>> start STORED RECORDS

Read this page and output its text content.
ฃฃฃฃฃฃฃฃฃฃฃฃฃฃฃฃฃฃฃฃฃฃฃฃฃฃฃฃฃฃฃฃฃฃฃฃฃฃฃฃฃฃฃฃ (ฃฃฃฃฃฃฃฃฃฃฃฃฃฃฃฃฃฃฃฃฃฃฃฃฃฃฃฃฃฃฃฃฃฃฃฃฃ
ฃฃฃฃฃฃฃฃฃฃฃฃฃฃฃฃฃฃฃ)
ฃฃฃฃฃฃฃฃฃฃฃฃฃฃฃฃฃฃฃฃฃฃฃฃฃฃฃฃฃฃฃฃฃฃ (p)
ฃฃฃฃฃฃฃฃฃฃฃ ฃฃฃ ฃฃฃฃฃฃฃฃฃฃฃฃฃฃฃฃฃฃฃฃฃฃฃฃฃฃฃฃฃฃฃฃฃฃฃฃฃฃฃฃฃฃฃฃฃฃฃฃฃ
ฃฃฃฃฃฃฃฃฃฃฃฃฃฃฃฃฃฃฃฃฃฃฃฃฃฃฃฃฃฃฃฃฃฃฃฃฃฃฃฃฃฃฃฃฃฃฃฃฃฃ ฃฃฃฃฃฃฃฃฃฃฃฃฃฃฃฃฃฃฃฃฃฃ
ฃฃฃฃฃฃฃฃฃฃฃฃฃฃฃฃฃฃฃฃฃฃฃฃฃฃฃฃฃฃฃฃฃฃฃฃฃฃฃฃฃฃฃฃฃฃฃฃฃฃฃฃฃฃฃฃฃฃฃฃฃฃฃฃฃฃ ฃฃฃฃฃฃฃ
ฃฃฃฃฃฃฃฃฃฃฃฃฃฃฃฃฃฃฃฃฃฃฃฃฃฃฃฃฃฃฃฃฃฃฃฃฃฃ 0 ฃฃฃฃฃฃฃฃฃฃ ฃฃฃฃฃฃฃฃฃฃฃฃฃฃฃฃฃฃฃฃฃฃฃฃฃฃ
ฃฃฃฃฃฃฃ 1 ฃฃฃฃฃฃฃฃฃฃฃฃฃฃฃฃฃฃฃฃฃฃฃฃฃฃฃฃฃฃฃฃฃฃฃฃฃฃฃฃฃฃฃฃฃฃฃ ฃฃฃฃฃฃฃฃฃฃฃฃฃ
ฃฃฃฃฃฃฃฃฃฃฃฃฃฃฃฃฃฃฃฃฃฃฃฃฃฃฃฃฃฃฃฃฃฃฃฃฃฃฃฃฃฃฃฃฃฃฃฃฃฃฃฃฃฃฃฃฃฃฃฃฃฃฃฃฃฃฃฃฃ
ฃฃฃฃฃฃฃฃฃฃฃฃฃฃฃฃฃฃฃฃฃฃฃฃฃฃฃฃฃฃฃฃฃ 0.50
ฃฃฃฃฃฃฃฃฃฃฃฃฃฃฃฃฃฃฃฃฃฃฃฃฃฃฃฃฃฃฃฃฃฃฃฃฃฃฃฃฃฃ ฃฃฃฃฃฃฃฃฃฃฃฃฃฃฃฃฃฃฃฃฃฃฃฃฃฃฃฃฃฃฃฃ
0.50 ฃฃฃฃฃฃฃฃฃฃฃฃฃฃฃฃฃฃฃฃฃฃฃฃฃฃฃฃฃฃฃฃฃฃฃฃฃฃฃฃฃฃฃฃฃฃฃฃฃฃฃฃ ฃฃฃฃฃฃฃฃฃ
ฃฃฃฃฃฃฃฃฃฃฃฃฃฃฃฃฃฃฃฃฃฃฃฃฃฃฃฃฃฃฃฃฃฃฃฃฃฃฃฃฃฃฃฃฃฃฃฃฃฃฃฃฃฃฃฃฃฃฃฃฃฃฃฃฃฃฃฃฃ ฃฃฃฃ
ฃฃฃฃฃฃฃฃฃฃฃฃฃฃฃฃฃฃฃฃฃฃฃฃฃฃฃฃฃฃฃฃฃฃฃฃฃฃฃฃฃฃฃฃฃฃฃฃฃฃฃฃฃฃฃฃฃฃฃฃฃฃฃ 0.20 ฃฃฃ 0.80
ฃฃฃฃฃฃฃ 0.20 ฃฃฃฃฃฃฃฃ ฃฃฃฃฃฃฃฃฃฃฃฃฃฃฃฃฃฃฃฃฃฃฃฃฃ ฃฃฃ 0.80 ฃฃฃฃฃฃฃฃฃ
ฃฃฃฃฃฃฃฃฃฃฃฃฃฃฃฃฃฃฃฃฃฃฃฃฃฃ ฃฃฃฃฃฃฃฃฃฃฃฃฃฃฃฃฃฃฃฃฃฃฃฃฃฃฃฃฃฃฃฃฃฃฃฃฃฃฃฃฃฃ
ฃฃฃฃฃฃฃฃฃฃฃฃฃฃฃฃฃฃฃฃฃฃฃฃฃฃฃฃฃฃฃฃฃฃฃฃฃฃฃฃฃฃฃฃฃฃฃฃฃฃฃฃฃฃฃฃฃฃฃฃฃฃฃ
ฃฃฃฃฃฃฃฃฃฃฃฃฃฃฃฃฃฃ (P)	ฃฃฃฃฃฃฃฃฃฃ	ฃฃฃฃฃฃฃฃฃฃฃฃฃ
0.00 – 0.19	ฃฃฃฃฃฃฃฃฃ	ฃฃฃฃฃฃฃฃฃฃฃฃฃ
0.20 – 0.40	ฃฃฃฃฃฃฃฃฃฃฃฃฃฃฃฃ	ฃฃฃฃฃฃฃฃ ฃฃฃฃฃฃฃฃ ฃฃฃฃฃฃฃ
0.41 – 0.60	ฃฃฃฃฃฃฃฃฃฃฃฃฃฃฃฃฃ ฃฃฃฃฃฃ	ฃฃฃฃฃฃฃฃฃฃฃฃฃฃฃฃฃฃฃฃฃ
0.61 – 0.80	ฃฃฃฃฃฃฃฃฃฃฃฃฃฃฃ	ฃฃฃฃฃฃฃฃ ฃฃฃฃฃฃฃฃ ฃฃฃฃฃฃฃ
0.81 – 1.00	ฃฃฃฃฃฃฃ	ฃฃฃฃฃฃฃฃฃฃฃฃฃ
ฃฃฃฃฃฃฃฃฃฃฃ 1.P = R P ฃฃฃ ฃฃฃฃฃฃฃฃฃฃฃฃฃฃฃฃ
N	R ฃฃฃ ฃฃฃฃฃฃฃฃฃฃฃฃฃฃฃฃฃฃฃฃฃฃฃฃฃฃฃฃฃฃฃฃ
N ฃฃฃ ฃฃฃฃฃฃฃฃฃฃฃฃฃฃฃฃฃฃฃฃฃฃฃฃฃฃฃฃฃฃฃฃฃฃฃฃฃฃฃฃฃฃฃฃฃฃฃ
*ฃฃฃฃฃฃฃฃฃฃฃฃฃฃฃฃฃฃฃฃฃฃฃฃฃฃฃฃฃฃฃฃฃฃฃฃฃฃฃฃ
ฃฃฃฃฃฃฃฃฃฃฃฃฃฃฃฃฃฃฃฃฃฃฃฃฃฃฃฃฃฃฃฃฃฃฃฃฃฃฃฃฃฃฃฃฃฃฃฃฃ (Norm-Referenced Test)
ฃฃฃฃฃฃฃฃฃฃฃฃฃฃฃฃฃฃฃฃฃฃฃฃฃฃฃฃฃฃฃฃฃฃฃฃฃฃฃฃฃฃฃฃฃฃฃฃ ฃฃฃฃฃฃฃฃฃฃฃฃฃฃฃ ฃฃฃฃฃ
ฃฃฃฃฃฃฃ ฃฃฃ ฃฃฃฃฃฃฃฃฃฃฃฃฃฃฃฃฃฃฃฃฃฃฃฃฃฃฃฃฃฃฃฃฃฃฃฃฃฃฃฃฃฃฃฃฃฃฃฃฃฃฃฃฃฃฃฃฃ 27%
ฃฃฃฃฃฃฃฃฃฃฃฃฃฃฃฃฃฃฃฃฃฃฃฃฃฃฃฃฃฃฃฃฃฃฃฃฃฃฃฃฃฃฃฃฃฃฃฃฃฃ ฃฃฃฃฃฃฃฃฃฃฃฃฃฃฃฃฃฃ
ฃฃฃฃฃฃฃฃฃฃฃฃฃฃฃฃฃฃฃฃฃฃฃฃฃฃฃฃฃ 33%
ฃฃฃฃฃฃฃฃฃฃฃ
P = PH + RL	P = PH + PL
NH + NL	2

>> end STORED RECORDS

Search the listing for the word "ฃฃฃฃฃฃฃฃฃฃฃฃฃฃฃฃฃฃฃฃฃฃฃฃฃฃฃฃฃฃฃฃฃฃฃฃฃฃฃฃฃฃฃฃฃฃฃฃฃฃฃฃฃฃฃฃฃฃฃฃฃฃฃฃฃฃฃฃฃ" and return each line that holds it.

ฃฃฃฃฃฃฃฃฃฃฃฃฃฃฃฃฃฃฃฃฃฃฃฃฃฃฃฃฃฃฃฃฃฃฃฃฃฃฃฃฃฃฃฃฃฃฃฃฃฃฃฃฃฃฃฃฃฃฃฃฃฃฃฃฃฃฃฃฃ
ฃฃฃฃฃฃฃฃฃฃฃฃฃฃฃฃฃฃฃฃฃฃฃฃฃฃฃฃฃฃฃฃฃฃฃฃฃฃฃฃฃฃฃฃฃฃฃฃฃฃฃฃฃฃฃฃฃฃฃฃฃฃฃฃฃฃฃฃฃ ฃฃฃฃ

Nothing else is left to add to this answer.